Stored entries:
^^^^^^^^

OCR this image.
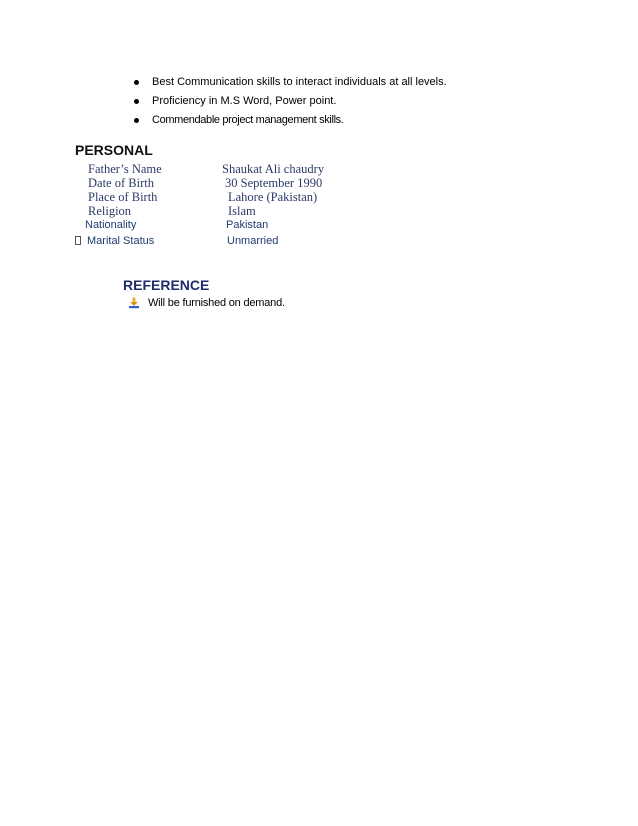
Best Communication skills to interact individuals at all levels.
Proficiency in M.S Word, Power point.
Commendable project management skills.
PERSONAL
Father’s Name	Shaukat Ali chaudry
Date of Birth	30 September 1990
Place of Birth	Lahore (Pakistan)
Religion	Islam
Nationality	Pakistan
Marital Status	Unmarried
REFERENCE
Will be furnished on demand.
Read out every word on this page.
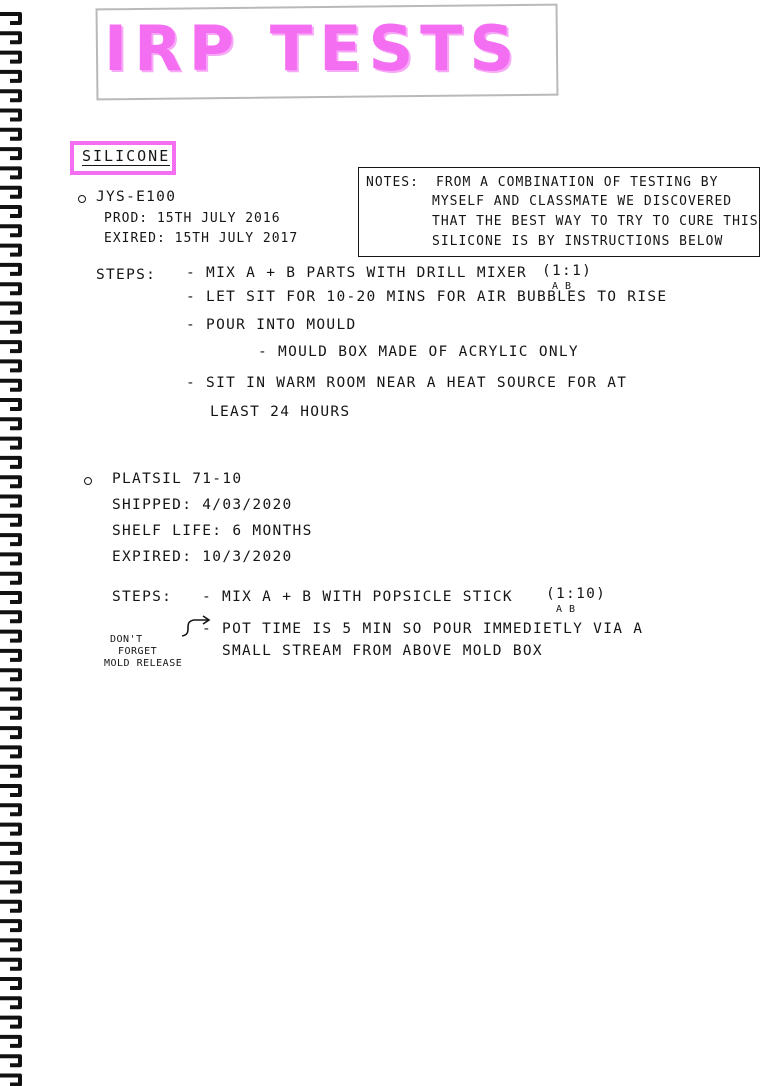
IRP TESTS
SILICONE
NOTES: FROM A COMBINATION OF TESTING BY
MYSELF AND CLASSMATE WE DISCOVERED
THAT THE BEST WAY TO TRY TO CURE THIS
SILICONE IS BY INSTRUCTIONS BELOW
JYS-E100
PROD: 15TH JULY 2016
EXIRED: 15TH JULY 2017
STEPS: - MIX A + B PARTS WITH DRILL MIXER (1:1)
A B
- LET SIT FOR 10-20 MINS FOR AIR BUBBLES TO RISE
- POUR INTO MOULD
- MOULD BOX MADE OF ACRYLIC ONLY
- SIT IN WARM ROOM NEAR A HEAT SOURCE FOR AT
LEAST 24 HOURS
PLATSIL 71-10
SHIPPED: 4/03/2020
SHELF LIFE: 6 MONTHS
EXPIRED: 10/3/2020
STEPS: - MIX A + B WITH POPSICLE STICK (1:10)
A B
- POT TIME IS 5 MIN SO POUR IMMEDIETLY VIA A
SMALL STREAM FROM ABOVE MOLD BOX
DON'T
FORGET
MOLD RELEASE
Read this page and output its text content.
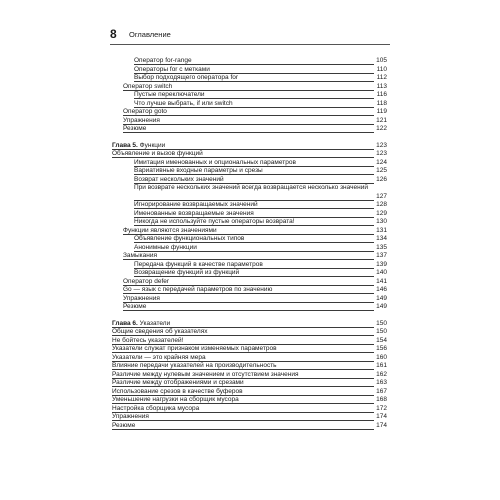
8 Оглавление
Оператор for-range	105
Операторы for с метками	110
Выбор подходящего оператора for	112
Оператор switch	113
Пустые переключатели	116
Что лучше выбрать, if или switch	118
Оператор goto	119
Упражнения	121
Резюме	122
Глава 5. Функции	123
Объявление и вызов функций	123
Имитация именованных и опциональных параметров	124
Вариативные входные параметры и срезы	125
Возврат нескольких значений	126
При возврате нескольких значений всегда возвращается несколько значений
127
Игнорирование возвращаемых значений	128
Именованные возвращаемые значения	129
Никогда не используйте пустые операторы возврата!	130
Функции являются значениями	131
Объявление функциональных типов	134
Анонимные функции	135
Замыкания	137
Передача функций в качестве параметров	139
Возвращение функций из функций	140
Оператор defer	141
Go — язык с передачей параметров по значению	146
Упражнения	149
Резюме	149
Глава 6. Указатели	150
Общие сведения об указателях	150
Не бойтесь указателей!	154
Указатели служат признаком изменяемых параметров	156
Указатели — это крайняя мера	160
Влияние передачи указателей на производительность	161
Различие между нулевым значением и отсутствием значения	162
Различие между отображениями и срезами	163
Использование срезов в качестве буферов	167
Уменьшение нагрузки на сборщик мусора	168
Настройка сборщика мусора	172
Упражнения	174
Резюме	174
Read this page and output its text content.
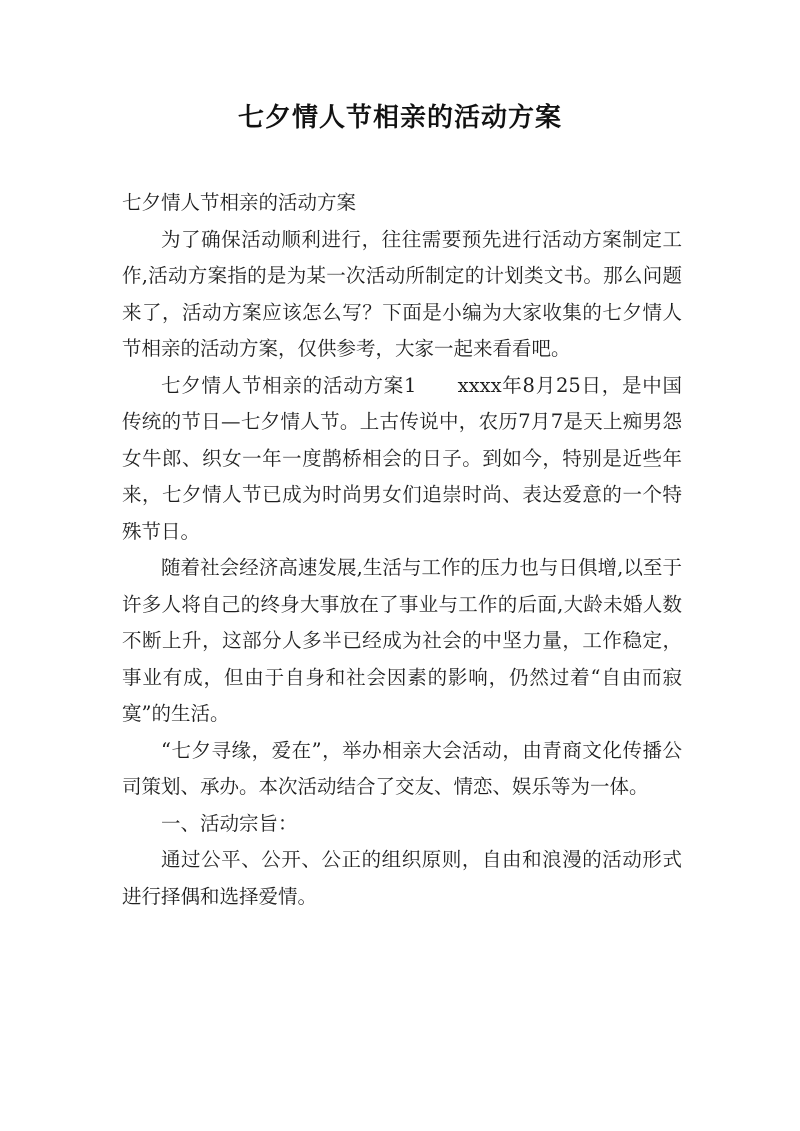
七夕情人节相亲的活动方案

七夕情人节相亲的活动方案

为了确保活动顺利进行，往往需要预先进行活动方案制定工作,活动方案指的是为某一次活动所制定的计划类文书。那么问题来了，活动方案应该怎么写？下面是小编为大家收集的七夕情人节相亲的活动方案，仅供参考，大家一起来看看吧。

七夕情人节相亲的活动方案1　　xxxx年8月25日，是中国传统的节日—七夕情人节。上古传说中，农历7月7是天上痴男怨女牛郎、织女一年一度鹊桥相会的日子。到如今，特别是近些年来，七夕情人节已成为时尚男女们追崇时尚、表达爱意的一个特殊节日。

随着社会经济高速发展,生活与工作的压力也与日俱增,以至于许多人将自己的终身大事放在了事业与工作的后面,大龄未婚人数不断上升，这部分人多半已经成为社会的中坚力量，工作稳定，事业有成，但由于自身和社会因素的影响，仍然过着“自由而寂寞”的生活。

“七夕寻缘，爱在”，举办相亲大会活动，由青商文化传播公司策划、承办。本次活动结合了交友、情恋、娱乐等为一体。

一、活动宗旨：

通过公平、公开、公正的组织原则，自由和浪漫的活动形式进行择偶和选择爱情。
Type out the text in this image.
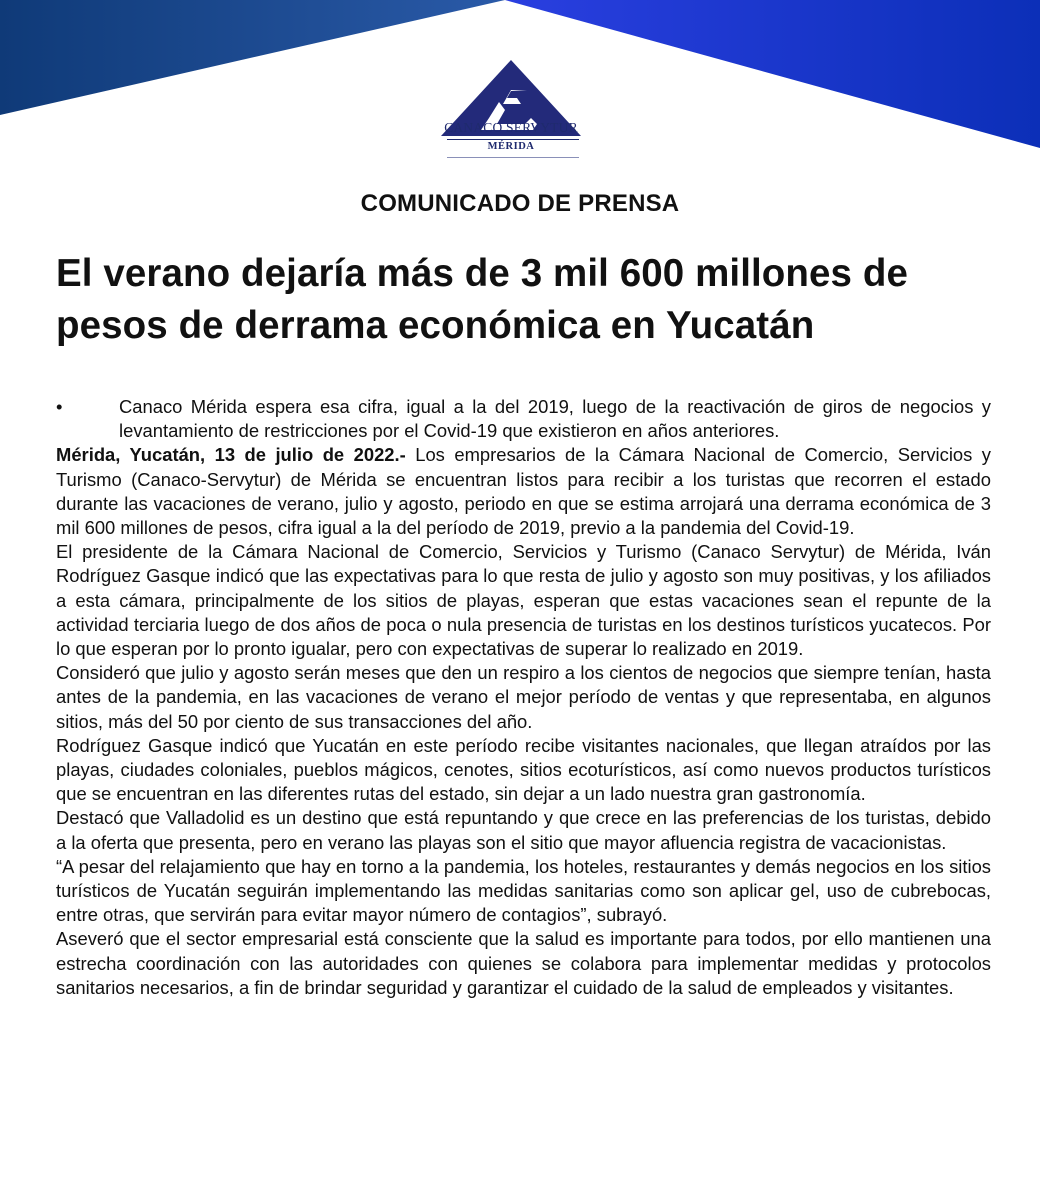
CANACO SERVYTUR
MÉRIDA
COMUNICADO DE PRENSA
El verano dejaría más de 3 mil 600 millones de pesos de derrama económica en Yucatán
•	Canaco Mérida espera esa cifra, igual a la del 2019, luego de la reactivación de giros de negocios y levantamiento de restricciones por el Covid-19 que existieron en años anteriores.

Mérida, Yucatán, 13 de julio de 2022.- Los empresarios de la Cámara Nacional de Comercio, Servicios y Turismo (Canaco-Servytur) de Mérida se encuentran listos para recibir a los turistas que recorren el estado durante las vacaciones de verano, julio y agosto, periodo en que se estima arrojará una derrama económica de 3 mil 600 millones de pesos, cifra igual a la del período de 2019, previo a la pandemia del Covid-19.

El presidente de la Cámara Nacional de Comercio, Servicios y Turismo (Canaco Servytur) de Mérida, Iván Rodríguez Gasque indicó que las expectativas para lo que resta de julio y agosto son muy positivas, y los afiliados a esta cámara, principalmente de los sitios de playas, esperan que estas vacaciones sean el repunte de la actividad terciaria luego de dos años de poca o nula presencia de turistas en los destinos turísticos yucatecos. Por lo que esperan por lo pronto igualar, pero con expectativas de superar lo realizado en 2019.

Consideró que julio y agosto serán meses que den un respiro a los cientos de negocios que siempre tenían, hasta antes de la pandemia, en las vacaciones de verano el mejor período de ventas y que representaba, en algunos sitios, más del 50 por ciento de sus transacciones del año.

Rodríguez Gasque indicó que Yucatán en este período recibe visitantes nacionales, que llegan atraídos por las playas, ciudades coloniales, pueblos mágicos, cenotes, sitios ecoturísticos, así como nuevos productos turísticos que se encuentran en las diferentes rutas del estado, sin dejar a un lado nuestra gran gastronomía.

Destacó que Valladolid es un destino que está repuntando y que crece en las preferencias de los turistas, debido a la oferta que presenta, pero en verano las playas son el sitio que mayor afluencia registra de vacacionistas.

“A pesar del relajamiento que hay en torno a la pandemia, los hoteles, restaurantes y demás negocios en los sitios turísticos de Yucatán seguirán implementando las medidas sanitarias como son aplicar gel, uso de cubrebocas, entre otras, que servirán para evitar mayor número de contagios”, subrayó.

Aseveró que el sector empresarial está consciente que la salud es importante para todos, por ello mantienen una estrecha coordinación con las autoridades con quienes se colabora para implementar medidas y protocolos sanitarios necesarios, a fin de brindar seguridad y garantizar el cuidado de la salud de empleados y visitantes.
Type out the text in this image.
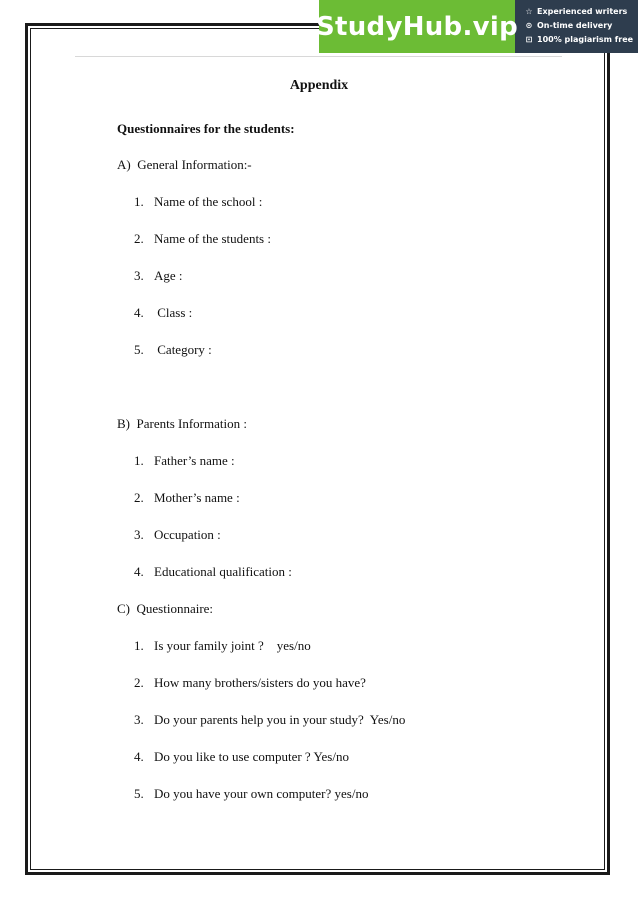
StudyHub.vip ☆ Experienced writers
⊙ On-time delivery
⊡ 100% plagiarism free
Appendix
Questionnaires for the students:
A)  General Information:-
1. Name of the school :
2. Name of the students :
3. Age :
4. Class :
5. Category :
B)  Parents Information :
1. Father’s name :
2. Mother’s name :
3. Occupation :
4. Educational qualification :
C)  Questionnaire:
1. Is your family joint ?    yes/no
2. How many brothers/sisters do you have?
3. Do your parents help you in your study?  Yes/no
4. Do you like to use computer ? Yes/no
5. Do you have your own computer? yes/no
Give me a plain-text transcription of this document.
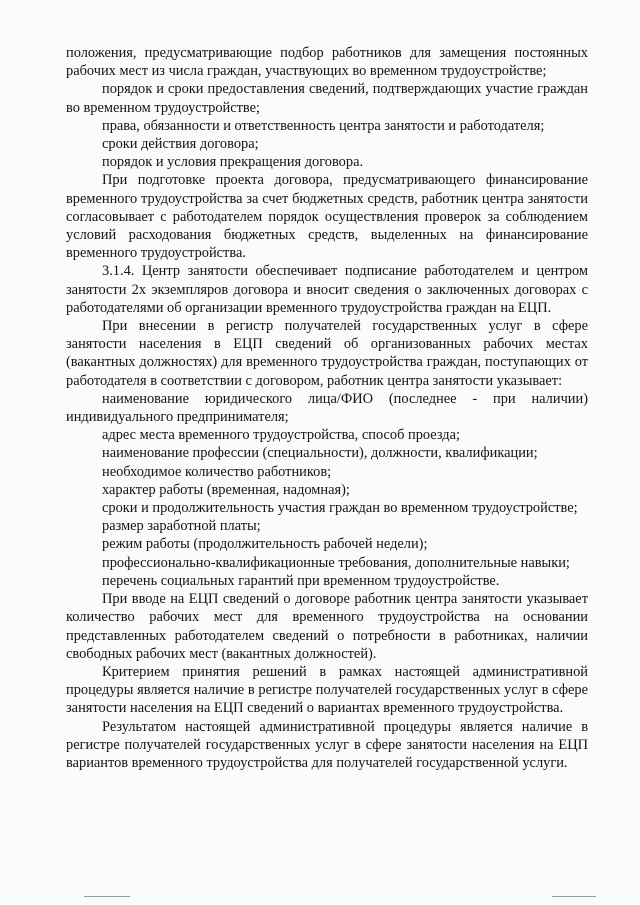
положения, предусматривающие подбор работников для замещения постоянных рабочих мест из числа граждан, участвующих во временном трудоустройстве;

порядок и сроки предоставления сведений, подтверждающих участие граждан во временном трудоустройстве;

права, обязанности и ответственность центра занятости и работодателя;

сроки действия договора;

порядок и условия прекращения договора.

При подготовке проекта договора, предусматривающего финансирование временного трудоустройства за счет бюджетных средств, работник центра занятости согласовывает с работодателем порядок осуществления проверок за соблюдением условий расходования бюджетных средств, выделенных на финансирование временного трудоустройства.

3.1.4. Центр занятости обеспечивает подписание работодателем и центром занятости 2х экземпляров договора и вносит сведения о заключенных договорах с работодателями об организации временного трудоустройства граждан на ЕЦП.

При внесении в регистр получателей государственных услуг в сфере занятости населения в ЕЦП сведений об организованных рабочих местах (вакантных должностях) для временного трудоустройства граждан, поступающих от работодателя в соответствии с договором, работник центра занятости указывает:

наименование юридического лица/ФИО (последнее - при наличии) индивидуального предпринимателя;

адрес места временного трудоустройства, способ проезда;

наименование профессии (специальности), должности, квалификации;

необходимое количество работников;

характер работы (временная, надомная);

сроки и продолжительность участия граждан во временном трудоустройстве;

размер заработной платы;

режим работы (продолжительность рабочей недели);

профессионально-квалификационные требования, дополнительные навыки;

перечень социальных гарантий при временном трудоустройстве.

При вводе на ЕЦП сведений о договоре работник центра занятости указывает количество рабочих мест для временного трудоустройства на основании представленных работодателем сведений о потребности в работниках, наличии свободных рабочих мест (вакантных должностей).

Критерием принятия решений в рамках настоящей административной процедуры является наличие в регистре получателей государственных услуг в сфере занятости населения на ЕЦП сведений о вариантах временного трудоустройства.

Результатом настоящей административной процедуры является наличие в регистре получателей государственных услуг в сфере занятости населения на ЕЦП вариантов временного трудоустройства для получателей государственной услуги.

^^^^^^^^

GIVEN TASK - Among the lines of the material, find those that hold the word "временного" and copy them.

SOLUTION FOR THIS EXERCISE -
При подготовке проекта договора, предусматривающего финансирование временного трудоустройства за счет бюджетных средств, работник центра занятости согласовывает с работодателем порядок осуществления проверок за соблюдением условий расходования бюджетных средств, выделенных на финансирование временного трудоустройства.
3.1.4. Центр занятости обеспечивает подписание работодателем и центром занятости 2х экземпляров договора и вносит сведения о заключенных договорах с работодателями об организации временного трудоустройства граждан на ЕЦП.
При внесении в регистр получателей государственных услуг в сфере занятости населения в ЕЦП сведений об организованных рабочих местах (вакантных должностях) для временного трудоустройства граждан, поступающих от работодателя в соответствии с договором, работник центра занятости указывает:
адрес места временного трудоустройства, способ проезда;
При вводе на ЕЦП сведений о договоре работник центра занятости указывает количество рабочих мест для временного трудоустройства на основании представленных работодателем сведений о потребности в работниках, наличии свободных рабочих мест (вакантных должностей).
Критерием принятия решений в рамках настоящей административной процедуры является наличие в регистре получателей государственных услуг в сфере занятости населения на ЕЦП сведений о вариантах временного трудоустройства.
Результатом настоящей административной процедуры является наличие в регистре получателей государственных услуг в сфере занятости населения на ЕЦП вариантов временного трудоустройства для получателей государственной услуги.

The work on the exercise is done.